═════ Dataset rows

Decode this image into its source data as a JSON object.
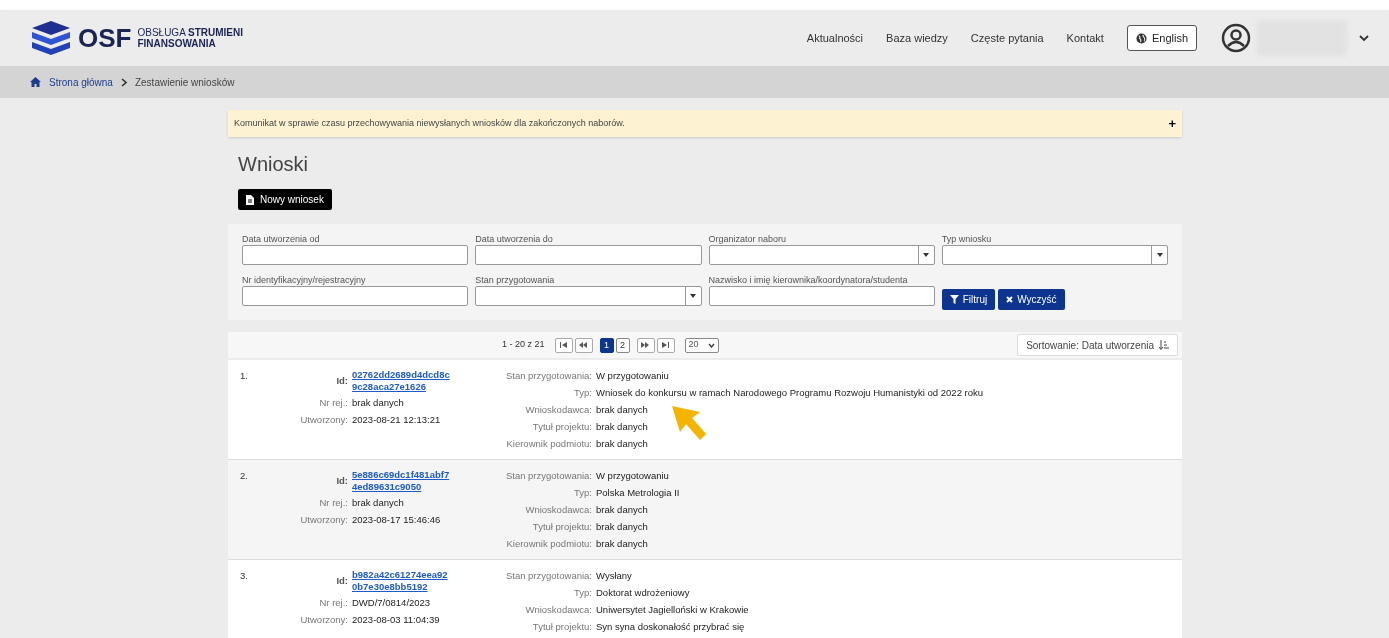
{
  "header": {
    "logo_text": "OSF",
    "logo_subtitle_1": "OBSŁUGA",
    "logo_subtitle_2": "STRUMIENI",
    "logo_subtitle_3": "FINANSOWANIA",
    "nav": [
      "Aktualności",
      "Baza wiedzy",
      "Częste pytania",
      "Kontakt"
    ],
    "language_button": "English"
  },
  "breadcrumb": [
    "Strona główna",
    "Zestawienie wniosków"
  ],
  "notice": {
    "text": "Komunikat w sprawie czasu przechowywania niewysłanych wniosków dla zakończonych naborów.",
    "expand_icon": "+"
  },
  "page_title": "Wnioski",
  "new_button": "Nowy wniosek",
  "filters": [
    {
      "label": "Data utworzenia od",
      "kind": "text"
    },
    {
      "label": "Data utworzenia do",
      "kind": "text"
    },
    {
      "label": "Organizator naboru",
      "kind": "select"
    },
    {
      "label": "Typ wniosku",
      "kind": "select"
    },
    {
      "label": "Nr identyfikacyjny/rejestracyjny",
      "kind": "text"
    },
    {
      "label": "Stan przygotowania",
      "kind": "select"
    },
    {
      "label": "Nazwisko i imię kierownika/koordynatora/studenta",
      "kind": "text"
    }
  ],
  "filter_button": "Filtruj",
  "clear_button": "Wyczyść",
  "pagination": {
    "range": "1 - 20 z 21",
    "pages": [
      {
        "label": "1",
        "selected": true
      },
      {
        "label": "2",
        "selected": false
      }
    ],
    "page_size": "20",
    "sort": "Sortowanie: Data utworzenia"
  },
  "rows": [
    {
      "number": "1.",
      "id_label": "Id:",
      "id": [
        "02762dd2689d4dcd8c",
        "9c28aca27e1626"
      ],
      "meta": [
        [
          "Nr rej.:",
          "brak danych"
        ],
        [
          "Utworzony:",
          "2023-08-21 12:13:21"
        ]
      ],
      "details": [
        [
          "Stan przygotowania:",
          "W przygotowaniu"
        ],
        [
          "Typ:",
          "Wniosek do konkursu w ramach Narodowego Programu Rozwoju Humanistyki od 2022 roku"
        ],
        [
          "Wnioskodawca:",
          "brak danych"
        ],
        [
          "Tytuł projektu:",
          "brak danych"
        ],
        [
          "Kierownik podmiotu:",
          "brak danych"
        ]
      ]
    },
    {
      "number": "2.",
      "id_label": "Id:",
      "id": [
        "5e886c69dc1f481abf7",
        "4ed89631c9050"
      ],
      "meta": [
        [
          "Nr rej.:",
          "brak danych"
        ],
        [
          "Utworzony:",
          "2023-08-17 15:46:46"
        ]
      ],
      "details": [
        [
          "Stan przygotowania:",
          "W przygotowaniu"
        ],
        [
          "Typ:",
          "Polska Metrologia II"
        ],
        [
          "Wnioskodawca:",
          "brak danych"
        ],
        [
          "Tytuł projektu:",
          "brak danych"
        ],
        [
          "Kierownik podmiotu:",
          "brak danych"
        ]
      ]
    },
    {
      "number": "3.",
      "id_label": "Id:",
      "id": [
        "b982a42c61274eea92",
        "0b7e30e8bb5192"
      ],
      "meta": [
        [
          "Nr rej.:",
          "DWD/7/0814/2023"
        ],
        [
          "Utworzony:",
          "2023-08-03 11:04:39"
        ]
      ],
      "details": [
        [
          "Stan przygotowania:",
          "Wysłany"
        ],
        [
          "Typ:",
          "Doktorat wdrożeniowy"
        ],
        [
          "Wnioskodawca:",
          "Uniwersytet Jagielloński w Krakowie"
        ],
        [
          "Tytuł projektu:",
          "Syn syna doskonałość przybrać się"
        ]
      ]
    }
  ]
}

══════════
═════ Dataset rows

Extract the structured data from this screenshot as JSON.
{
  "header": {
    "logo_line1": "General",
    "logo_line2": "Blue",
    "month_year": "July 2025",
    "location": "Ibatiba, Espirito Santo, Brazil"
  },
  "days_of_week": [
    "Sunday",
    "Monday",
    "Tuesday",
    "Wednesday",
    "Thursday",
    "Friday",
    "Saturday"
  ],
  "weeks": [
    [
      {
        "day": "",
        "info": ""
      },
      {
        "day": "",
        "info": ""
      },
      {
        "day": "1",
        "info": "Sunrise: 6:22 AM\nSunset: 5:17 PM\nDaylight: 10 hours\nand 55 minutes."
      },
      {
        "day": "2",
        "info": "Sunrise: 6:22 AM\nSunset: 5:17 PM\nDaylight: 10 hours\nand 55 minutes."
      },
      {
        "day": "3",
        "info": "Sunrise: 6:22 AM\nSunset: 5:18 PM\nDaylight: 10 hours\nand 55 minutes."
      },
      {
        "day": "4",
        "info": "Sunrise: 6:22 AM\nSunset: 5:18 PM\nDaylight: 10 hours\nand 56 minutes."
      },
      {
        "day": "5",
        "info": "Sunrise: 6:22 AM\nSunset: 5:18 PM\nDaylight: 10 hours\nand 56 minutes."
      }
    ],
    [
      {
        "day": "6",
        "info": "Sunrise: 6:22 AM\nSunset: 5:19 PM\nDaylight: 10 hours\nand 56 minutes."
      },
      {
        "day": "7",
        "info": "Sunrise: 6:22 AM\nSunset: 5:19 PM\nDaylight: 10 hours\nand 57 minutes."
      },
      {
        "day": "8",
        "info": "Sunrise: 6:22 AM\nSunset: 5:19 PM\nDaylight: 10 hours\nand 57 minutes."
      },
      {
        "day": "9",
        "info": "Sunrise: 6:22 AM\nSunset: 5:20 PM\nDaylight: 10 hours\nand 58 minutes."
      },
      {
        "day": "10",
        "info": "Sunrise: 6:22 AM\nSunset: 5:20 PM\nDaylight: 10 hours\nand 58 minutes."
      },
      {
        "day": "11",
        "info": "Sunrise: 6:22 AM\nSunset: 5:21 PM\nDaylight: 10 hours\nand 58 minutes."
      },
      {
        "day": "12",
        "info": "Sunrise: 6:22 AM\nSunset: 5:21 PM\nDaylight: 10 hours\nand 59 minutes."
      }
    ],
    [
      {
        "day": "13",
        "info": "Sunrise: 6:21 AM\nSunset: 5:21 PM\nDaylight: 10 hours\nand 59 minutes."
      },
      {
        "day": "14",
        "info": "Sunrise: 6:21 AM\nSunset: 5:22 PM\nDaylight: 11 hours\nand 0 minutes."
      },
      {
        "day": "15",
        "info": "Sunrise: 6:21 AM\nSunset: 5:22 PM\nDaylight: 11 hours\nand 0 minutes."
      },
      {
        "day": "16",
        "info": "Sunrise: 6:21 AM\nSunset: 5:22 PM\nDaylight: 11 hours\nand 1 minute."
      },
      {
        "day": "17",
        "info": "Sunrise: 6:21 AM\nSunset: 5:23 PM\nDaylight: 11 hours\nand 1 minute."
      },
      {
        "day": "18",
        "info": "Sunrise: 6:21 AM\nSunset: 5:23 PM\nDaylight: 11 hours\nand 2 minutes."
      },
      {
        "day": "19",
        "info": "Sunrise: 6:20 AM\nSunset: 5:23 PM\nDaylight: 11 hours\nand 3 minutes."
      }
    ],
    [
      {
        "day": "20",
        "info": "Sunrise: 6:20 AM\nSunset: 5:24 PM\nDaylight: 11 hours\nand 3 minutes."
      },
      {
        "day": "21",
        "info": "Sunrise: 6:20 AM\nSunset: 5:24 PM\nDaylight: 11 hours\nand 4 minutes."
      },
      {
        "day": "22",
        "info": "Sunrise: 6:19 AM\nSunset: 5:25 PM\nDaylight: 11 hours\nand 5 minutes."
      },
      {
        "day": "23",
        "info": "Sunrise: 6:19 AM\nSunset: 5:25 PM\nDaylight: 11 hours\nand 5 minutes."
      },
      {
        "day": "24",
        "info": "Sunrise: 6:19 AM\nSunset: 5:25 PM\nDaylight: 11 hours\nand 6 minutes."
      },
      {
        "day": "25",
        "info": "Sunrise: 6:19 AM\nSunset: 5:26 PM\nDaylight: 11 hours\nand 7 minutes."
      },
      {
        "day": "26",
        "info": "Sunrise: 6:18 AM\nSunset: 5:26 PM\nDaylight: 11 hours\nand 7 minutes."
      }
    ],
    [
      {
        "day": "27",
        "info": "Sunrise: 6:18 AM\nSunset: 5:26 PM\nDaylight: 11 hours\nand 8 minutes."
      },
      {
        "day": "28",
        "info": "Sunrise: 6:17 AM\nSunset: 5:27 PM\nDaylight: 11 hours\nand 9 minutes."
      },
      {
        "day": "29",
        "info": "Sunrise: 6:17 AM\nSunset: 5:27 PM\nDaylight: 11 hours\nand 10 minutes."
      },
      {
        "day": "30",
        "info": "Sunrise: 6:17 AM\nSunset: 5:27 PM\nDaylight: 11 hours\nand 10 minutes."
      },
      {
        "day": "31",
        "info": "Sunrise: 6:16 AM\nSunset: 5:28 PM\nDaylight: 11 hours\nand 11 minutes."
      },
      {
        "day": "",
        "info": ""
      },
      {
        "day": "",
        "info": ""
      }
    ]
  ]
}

══════════

Every line in the data that holds "JSON" should be copied out.

Decode this image into its source data as a JSON object.
Extract the structured data from this screenshot as JSON.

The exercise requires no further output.